▸ **Task to carry out**: Copy out all lines with the word "Distribution" in them.

━━━━━ Listed entries ━━━━━

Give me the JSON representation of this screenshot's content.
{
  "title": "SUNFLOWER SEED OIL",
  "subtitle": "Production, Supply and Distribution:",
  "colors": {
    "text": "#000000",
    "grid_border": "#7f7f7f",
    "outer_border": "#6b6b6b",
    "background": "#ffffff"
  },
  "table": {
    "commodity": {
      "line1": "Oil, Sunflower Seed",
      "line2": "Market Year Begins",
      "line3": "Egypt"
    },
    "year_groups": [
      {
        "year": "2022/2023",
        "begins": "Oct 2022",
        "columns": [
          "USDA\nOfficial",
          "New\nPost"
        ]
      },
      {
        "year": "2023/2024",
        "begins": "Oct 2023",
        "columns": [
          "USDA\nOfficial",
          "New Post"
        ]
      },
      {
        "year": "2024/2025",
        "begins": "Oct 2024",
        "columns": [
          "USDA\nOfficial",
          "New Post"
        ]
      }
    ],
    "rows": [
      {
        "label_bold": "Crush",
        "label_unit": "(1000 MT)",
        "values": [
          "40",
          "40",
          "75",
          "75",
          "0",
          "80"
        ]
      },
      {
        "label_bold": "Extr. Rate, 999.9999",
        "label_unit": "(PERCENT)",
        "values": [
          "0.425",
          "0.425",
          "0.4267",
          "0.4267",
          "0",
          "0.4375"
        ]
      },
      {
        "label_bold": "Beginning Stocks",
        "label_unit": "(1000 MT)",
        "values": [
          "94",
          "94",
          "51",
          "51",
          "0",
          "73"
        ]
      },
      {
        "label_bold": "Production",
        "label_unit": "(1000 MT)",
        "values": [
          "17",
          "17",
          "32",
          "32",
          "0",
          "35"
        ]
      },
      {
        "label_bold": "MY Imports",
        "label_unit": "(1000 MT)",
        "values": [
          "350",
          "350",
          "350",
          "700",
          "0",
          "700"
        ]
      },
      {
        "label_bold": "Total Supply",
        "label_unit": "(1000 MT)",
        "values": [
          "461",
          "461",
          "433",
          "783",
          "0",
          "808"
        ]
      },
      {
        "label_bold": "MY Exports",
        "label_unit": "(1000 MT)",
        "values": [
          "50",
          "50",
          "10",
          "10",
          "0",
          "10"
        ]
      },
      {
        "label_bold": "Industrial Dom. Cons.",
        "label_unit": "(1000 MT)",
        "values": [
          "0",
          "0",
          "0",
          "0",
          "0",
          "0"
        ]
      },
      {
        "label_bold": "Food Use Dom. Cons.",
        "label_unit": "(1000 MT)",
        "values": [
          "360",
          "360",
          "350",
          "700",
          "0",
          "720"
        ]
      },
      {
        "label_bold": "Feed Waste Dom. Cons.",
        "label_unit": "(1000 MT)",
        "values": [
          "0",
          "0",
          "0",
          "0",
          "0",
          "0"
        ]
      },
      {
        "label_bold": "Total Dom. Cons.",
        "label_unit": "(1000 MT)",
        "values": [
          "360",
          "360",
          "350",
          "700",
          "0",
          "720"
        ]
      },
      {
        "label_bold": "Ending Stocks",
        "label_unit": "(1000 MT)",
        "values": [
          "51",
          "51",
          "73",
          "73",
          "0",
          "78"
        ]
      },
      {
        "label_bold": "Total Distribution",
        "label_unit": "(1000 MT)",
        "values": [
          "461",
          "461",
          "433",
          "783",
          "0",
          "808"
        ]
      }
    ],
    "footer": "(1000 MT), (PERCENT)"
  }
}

━━━━━

▸ **Problem solution**:
  "subtitle": "Production, Supply and Distribution:",
        "label_bold": "Total Distribution",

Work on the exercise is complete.